**DATASET ROWS:**
** START **

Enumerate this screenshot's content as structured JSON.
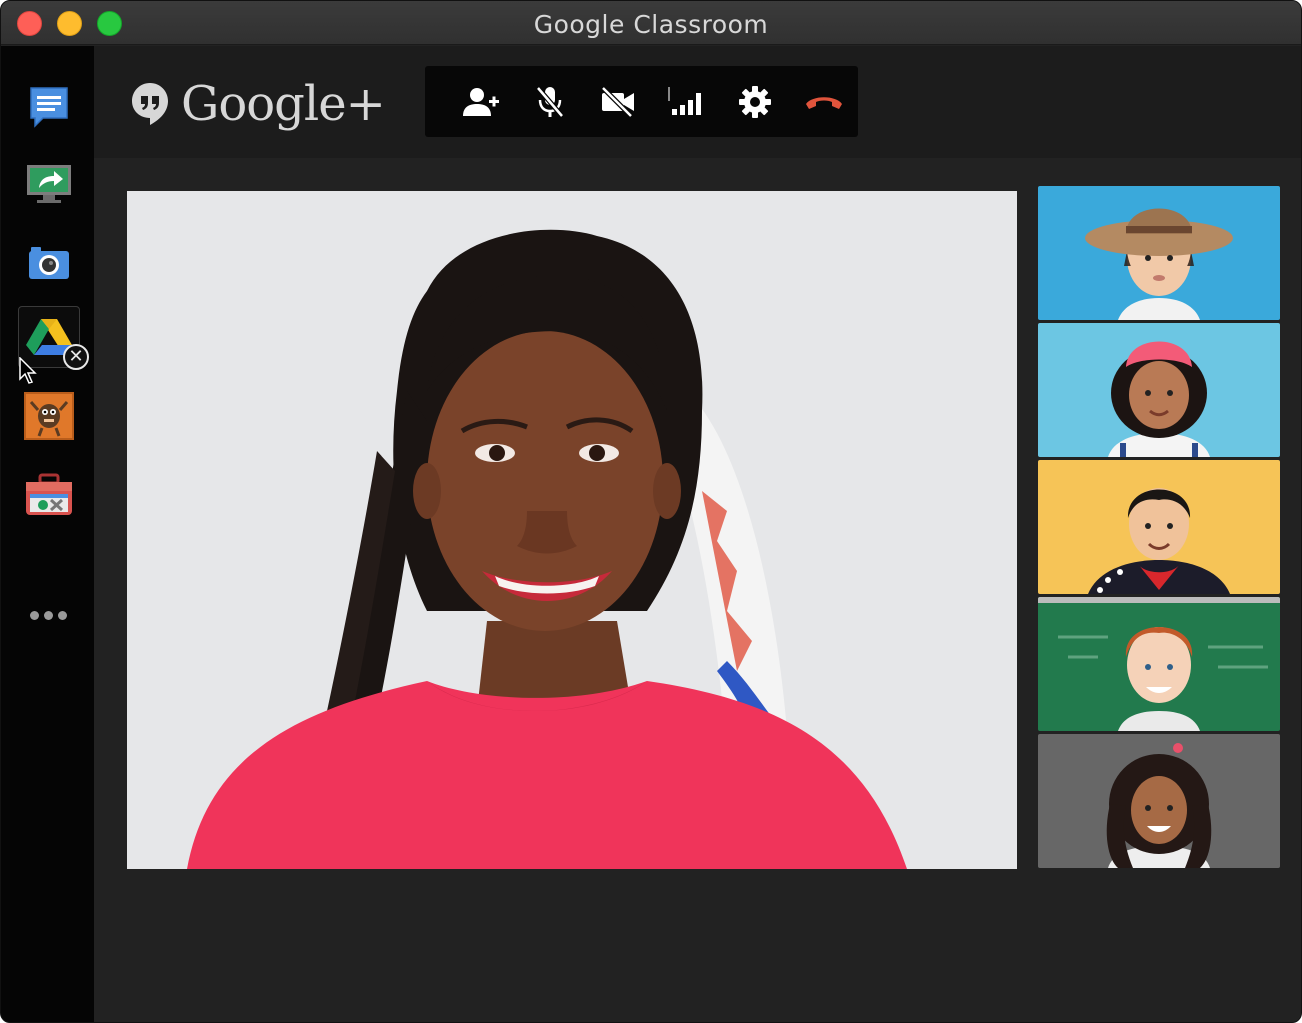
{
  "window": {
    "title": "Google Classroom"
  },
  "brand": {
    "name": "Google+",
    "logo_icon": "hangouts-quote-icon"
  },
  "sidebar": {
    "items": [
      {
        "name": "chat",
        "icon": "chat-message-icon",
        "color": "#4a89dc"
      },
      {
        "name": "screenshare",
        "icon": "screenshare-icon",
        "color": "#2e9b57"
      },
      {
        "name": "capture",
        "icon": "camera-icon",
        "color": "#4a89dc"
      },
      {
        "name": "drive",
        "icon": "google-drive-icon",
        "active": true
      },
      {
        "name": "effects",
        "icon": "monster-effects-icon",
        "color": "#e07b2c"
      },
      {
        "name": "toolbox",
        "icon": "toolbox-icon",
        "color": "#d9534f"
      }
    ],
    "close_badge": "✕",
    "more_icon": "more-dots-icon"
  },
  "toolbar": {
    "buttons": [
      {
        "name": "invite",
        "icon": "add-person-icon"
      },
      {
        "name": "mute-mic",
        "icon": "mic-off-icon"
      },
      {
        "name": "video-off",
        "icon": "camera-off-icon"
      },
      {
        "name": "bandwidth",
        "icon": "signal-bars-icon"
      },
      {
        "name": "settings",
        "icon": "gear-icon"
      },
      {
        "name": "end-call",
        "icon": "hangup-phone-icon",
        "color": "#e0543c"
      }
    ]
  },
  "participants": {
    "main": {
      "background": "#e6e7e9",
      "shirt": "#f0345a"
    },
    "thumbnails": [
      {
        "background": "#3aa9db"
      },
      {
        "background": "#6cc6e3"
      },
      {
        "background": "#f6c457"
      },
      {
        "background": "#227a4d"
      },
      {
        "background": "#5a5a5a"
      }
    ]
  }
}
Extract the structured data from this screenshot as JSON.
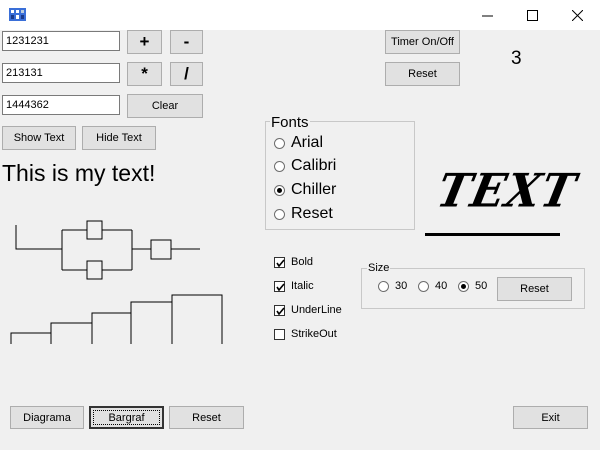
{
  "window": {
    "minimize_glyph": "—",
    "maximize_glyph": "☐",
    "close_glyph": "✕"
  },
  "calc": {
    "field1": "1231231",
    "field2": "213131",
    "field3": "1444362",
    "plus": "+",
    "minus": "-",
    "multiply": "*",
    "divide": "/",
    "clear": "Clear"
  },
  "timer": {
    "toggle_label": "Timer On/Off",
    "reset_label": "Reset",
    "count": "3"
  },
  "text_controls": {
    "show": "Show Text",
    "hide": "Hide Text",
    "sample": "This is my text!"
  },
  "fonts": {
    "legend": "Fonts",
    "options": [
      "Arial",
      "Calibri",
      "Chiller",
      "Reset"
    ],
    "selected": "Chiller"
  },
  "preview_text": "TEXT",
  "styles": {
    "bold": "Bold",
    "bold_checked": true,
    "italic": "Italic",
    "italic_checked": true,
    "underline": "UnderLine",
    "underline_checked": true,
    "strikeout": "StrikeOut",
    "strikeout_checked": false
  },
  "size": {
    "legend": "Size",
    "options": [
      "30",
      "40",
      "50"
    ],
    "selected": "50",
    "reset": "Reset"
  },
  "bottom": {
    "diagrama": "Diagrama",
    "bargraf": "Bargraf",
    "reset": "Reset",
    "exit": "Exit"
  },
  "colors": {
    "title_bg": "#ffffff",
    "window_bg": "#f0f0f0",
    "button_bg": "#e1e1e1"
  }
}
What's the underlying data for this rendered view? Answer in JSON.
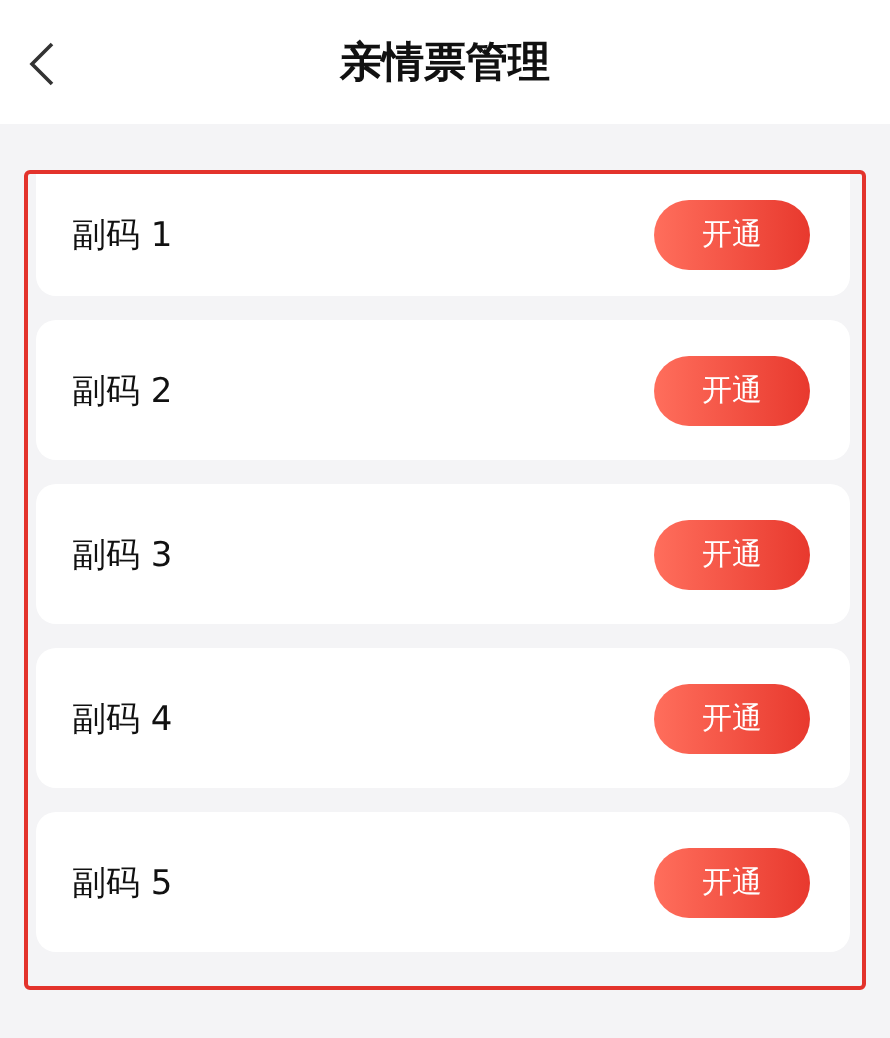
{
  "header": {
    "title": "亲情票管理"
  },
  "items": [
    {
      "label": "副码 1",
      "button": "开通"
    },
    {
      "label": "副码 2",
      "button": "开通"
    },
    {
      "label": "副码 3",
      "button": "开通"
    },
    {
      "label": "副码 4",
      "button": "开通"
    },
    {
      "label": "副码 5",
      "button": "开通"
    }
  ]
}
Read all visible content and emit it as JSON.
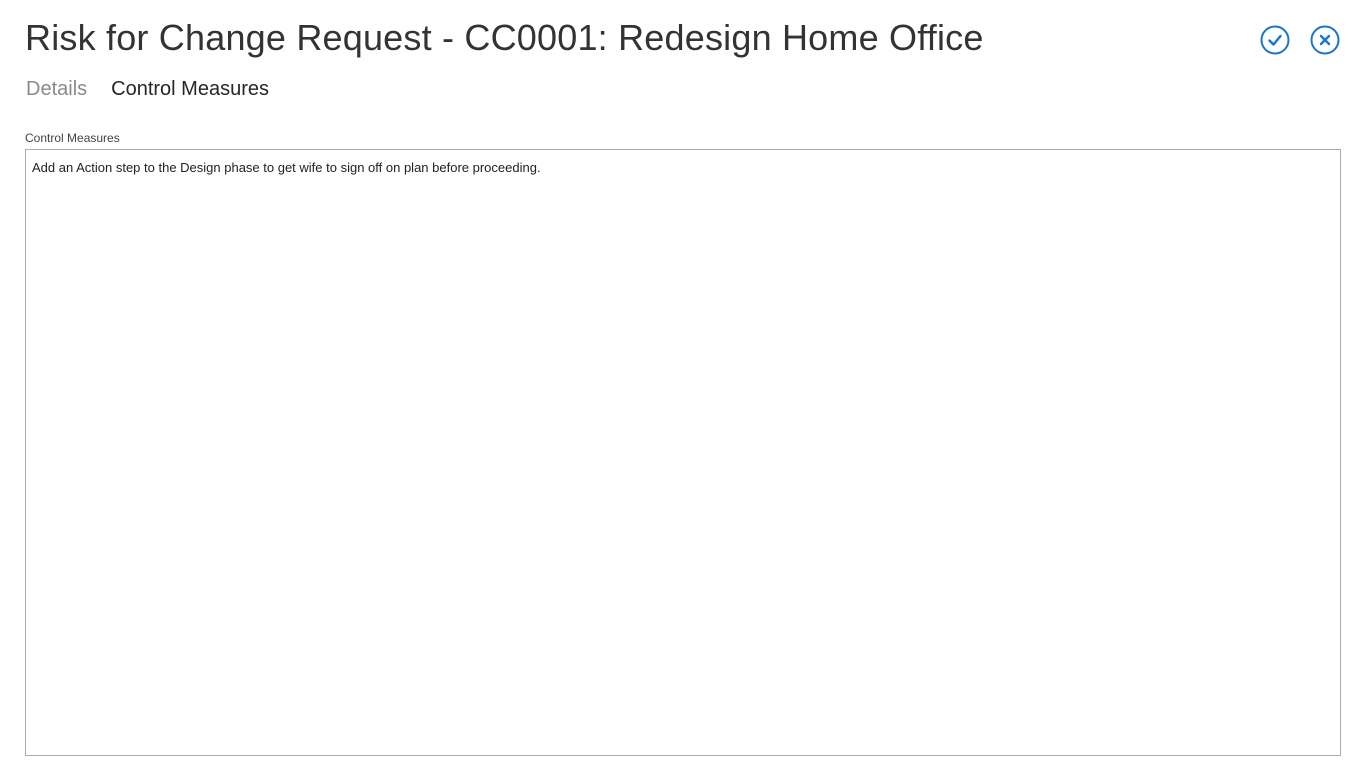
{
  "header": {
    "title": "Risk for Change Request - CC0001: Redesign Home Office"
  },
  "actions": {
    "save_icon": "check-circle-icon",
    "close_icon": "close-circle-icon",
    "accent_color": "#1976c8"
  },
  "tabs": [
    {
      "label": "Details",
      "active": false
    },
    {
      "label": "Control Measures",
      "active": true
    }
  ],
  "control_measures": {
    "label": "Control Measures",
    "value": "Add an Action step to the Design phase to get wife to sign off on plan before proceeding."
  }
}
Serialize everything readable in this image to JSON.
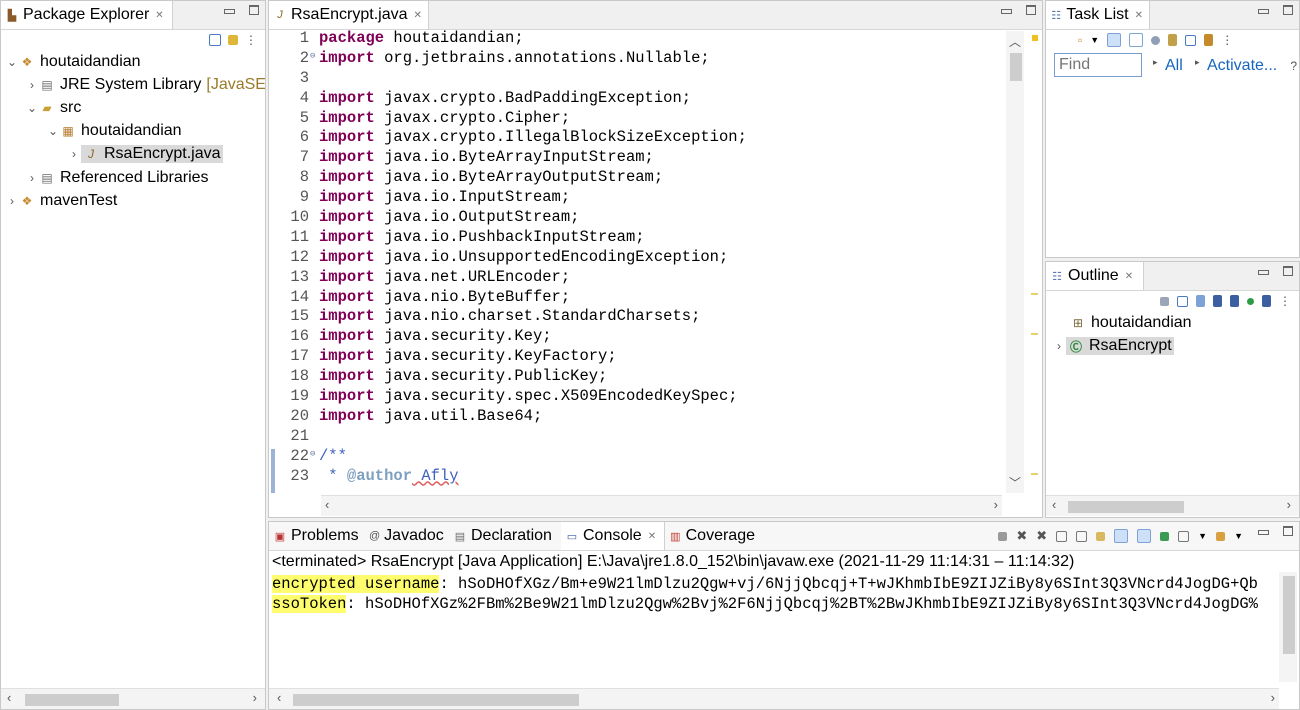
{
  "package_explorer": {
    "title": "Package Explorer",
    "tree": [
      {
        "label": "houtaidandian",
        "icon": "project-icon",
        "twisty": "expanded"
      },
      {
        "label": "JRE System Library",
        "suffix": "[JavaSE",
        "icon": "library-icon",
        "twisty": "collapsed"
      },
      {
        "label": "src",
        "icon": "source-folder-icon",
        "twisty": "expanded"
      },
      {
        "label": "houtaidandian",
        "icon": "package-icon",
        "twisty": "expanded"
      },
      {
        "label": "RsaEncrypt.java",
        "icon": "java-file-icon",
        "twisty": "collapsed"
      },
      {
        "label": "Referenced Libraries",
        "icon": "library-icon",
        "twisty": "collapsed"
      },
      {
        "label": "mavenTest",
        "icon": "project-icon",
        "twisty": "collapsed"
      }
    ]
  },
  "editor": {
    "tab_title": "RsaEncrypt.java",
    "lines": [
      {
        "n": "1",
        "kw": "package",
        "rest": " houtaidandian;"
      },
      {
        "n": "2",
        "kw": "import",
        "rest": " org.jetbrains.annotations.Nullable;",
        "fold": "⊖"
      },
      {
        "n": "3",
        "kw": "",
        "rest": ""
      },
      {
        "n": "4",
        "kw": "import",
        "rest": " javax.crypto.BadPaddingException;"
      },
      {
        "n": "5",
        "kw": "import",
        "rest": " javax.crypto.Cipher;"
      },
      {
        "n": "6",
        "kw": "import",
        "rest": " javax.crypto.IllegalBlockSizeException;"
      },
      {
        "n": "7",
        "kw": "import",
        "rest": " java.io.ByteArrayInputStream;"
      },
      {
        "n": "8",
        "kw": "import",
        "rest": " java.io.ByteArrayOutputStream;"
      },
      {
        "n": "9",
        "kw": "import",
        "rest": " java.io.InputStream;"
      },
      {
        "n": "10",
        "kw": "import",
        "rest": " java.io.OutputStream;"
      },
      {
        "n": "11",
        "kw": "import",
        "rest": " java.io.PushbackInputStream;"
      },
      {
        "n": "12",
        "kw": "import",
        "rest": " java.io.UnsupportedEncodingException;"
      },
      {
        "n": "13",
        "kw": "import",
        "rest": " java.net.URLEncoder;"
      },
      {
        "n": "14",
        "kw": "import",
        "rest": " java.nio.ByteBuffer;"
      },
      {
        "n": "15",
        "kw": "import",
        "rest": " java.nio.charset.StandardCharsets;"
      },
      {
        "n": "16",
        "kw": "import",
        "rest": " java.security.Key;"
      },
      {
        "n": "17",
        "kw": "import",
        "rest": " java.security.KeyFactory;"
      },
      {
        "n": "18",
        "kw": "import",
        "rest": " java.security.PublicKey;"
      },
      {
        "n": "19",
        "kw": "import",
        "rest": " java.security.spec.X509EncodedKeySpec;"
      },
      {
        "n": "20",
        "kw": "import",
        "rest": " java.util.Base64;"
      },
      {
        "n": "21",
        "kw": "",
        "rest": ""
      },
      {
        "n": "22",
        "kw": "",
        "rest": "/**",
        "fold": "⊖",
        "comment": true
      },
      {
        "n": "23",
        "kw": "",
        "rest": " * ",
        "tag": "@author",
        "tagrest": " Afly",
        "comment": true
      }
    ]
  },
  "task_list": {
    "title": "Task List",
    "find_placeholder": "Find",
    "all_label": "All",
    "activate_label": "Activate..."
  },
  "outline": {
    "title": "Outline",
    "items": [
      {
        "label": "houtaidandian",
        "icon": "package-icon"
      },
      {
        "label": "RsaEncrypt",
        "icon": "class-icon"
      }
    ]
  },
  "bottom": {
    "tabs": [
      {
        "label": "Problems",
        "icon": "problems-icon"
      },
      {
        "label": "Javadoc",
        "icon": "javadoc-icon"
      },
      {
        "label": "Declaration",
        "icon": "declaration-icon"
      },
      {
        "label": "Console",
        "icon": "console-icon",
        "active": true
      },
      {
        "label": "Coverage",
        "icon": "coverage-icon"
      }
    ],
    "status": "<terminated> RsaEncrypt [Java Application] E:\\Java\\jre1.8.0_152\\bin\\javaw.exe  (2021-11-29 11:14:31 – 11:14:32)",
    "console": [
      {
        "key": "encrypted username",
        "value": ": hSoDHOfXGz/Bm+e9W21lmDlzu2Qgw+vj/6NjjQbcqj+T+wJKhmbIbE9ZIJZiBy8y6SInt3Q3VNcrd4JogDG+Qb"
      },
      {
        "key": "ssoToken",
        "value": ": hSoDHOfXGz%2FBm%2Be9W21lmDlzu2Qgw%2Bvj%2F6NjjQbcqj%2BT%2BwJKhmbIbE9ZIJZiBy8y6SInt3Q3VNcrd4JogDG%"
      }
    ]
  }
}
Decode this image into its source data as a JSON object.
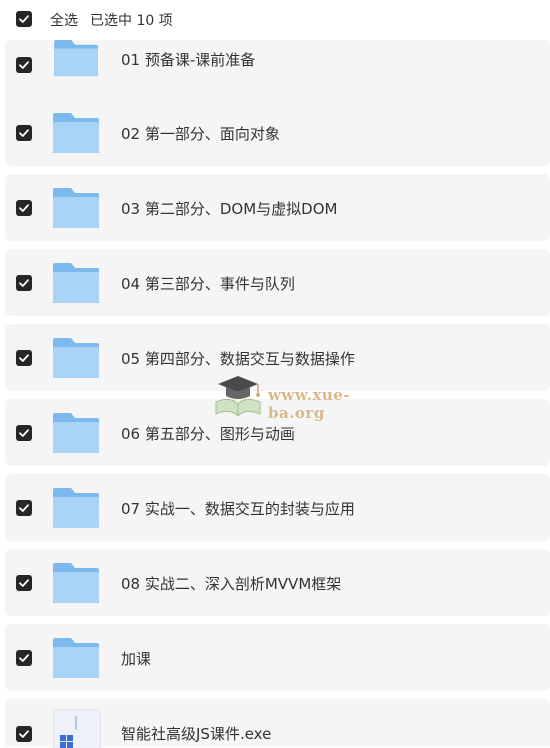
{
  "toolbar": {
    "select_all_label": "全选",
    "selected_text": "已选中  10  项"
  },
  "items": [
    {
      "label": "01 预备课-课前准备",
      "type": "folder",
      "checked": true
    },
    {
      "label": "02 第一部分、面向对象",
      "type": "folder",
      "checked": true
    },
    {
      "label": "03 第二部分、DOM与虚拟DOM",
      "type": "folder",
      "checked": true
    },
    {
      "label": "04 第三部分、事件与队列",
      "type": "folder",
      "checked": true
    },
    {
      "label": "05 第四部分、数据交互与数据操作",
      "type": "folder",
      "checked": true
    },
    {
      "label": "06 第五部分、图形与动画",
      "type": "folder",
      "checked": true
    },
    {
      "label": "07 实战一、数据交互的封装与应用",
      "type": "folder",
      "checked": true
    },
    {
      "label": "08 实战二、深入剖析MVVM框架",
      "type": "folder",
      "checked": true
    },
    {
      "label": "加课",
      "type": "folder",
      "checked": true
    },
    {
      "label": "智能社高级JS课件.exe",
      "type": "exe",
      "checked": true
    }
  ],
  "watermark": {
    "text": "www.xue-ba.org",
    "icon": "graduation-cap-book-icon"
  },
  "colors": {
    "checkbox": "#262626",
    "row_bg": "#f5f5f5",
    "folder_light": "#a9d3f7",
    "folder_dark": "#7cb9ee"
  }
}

** END **

**PROBLEM REQUIREMENTS:** Check every line of the data above for the string "circle", and copy those that have it.

**SOLUTION TO THIS PROBLEM:**
    "save_icon": "check-circle-icon",
    "close_icon": "close-circle-icon",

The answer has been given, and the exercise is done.